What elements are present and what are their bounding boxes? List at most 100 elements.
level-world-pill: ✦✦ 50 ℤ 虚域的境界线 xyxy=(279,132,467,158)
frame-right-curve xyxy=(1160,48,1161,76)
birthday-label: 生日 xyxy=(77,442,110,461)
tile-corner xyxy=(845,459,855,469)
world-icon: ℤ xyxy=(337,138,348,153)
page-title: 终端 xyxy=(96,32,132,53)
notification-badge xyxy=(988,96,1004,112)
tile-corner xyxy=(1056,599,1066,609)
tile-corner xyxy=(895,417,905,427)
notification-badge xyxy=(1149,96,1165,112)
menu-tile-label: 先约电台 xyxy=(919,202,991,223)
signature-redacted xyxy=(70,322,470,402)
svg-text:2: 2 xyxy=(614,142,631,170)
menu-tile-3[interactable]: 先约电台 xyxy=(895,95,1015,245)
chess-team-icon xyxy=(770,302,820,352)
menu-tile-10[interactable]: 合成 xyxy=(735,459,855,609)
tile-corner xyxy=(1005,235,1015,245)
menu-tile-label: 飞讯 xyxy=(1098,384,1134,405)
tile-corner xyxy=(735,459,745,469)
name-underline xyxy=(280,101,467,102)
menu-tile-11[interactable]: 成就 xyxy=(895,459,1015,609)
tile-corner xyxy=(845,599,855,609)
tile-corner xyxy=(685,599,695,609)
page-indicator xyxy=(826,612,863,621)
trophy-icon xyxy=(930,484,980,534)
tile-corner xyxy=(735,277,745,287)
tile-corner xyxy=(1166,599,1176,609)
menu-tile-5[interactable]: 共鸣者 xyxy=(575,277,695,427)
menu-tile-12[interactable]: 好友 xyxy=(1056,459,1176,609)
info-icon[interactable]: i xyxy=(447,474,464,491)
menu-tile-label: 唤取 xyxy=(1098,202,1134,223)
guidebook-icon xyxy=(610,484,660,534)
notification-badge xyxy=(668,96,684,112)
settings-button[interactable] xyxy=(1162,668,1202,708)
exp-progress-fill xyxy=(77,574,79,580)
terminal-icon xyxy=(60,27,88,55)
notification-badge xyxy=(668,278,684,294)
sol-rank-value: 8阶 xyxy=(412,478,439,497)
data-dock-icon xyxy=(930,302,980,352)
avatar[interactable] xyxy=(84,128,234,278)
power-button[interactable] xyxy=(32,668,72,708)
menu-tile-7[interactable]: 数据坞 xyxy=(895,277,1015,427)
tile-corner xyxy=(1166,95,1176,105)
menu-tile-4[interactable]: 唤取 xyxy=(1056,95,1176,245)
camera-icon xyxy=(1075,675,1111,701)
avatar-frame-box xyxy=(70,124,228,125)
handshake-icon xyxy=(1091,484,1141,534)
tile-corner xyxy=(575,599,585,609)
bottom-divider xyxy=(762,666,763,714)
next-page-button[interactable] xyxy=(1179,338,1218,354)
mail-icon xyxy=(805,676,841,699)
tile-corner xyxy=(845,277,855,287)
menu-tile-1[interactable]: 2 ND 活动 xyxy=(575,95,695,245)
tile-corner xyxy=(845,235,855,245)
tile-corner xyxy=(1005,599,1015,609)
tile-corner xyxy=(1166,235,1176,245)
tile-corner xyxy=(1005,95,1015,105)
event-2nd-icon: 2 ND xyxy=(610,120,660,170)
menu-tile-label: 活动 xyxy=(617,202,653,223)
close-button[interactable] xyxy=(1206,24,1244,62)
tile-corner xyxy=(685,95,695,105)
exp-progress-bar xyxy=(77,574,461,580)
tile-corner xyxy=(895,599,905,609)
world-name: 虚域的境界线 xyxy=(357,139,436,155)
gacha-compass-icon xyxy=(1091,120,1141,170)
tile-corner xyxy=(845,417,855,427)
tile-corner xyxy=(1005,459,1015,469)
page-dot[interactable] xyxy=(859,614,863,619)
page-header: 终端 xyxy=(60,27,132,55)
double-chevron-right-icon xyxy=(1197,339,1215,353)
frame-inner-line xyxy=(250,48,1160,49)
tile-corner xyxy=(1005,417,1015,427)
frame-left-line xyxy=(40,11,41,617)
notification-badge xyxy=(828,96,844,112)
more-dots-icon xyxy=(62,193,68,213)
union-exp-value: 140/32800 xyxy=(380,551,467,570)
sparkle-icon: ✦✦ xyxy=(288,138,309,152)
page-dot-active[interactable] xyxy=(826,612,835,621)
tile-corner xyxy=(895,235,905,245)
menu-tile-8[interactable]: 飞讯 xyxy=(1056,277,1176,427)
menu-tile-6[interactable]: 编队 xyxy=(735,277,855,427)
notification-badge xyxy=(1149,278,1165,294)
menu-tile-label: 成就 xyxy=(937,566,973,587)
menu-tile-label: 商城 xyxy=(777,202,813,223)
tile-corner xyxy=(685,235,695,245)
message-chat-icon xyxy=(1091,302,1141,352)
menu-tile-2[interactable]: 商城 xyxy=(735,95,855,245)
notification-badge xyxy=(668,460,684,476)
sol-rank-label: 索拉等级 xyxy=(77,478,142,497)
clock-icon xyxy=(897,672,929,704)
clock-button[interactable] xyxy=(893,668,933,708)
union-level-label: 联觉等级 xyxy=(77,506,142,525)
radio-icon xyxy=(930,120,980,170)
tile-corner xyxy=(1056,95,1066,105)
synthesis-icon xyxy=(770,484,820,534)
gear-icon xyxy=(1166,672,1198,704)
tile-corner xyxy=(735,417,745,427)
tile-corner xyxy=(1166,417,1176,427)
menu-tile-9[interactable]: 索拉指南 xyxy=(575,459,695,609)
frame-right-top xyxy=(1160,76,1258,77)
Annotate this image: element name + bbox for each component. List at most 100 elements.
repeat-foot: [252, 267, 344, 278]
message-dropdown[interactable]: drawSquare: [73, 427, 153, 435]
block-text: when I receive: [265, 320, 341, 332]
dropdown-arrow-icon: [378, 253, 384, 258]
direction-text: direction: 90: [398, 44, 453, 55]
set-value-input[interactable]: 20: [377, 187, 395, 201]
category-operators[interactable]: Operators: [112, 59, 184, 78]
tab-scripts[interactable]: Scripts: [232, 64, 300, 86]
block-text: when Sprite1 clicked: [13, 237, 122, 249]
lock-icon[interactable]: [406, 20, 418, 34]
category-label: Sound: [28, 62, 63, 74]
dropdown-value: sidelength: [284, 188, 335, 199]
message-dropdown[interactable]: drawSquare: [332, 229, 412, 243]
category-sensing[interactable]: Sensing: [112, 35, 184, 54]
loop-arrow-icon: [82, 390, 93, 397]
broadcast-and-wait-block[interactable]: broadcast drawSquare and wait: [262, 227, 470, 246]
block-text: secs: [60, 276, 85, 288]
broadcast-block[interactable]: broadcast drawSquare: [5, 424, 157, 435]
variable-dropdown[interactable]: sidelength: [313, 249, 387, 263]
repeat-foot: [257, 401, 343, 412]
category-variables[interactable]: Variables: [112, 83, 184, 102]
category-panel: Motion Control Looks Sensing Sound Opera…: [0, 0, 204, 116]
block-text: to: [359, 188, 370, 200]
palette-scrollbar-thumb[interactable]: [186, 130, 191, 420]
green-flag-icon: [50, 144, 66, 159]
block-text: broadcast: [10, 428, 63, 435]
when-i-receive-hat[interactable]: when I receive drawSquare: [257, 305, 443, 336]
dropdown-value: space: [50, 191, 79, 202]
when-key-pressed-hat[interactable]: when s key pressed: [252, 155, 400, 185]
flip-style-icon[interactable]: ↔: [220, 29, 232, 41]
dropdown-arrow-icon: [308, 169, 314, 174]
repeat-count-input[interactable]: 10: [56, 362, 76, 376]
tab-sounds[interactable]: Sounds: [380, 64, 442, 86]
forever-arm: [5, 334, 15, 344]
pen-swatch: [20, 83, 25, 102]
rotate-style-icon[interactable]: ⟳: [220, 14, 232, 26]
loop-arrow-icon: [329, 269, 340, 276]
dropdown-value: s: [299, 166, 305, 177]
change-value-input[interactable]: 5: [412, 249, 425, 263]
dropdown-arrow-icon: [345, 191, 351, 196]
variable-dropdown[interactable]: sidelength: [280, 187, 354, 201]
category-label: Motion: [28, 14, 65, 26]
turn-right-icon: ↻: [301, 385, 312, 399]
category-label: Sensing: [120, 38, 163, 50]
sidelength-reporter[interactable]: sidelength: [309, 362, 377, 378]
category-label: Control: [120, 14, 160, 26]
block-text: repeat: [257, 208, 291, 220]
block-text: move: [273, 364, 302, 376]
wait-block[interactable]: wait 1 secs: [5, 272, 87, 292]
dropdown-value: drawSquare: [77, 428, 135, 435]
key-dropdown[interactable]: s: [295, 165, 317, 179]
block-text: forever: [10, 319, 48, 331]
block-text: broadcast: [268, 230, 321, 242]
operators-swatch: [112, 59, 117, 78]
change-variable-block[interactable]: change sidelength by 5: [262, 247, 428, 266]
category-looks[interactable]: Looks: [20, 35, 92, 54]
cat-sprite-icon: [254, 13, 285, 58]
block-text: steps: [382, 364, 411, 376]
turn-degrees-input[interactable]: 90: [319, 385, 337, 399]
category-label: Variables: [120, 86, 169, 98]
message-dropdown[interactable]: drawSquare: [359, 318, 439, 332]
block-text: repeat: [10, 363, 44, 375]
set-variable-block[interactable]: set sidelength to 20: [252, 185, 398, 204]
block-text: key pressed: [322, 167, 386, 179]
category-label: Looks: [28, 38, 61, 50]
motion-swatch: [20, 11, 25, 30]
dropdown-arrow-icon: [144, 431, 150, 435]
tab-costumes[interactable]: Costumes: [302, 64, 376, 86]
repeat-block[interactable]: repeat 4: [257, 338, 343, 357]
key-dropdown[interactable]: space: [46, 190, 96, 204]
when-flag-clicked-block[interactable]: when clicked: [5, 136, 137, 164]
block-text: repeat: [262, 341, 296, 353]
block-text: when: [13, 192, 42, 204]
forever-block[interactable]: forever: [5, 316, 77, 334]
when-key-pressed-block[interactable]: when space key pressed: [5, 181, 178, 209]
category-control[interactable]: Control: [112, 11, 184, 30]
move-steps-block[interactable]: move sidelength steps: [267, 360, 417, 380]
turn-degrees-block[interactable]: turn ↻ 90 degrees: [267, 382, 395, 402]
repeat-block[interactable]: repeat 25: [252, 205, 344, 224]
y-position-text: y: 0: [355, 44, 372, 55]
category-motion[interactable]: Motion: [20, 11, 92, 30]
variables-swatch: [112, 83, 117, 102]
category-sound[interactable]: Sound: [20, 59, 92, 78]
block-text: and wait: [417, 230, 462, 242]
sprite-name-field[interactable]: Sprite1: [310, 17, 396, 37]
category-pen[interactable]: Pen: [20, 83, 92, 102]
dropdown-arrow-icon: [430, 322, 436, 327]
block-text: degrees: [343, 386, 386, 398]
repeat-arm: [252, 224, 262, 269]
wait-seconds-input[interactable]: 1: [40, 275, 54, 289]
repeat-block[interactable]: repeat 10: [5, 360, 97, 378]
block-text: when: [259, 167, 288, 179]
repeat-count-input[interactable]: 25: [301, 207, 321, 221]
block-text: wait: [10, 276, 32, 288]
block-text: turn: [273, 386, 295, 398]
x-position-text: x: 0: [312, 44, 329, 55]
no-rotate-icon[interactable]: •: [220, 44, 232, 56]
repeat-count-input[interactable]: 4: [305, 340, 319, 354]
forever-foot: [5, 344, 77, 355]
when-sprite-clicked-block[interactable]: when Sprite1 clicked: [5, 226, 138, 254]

### Aim
Can you write out every line from the very first one down to the line containing "notification-badge xyxy=(1149,96,1165,112)", both ends included, copying each one exactly?

### Answer for this exercise
What elements are present and what are their bounding boxes? List at most 100 elements.
level-world-pill: ✦✦ 50 ℤ 虚域的境界线 xyxy=(279,132,467,158)
frame-right-curve xyxy=(1160,48,1161,76)
birthday-label: 生日 xyxy=(77,442,110,461)
tile-corner xyxy=(845,459,855,469)
world-icon: ℤ xyxy=(337,138,348,153)
page-title: 终端 xyxy=(96,32,132,53)
notification-badge xyxy=(988,96,1004,112)
tile-corner xyxy=(1056,599,1066,609)
tile-corner xyxy=(895,417,905,427)
notification-badge xyxy=(1149,96,1165,112)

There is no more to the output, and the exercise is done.